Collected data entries
********************

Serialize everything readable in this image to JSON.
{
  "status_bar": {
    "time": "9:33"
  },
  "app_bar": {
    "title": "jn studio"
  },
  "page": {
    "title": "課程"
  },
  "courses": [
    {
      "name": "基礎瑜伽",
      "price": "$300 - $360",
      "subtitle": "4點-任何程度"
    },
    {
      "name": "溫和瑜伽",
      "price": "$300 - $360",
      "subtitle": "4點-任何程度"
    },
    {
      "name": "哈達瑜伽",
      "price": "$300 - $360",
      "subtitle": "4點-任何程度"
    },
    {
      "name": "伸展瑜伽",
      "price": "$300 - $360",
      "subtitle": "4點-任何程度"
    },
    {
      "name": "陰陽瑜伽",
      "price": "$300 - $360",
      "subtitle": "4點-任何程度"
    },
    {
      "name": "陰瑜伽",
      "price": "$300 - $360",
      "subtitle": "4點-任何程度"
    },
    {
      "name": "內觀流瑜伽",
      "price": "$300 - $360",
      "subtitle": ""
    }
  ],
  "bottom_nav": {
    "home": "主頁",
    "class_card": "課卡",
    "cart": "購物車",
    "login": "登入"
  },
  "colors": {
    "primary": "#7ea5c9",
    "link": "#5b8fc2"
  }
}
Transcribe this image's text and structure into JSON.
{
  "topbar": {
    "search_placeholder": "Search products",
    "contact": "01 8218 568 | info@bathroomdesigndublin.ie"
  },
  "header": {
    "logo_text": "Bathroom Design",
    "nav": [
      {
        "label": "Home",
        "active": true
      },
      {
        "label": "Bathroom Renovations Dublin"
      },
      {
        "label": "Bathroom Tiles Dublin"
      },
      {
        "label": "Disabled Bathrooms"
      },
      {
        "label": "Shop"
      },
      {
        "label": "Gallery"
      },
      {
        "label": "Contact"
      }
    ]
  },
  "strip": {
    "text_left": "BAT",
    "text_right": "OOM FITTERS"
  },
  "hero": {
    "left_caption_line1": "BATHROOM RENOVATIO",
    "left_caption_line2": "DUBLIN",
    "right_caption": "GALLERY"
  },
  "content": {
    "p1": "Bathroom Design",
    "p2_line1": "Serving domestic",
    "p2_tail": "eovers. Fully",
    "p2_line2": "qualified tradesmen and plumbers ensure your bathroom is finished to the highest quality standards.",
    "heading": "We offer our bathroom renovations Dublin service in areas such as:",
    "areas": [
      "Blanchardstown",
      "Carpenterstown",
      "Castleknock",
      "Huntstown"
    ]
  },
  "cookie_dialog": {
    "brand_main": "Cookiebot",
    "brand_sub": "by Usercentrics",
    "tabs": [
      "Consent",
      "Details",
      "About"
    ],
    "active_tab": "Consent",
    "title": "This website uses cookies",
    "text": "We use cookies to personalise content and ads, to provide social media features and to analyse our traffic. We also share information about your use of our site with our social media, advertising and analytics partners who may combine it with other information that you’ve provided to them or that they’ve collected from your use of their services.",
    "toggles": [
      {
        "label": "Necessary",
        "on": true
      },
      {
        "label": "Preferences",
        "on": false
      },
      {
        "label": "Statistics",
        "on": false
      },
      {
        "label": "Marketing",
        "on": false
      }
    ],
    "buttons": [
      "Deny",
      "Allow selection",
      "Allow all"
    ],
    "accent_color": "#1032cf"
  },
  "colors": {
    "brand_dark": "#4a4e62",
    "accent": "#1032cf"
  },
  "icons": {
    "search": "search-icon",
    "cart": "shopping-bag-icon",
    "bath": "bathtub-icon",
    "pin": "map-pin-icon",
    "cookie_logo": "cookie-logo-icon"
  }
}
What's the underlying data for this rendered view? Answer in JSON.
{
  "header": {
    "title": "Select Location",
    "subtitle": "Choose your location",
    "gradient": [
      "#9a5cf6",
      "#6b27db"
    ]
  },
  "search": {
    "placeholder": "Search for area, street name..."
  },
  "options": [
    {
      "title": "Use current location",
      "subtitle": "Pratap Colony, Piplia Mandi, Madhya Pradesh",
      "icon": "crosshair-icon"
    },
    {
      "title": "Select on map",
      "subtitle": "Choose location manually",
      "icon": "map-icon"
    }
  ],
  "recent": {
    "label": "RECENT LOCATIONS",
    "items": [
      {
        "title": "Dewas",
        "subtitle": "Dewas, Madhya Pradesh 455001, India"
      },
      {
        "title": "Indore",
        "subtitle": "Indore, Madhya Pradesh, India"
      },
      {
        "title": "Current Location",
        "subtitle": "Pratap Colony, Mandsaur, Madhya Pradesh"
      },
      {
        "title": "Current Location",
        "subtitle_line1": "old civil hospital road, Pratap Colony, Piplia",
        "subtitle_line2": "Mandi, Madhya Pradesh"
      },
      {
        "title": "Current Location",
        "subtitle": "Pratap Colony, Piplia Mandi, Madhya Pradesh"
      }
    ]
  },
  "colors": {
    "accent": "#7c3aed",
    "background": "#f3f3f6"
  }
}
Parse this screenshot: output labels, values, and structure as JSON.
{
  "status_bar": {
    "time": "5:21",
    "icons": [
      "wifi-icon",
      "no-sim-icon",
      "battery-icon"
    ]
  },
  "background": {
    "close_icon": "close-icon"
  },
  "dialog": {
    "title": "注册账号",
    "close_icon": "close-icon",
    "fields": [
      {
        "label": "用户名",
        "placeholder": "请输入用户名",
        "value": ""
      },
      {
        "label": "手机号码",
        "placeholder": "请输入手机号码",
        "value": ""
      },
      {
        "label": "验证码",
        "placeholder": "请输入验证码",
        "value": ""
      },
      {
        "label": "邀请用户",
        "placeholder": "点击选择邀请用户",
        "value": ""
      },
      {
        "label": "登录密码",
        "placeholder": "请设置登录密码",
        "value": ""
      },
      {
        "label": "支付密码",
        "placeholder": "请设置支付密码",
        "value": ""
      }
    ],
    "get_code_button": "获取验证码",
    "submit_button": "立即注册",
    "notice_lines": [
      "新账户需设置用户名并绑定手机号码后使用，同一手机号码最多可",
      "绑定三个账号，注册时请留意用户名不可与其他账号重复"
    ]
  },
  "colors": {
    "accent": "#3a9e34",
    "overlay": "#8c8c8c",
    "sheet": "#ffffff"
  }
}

********************

◆ Problem to solve
From the data, list each line in which the string "Dewas" appears.

◆ Written reply
        "title": "Dewas",
        "subtitle": "Dewas, Madhya Pradesh 455001, India"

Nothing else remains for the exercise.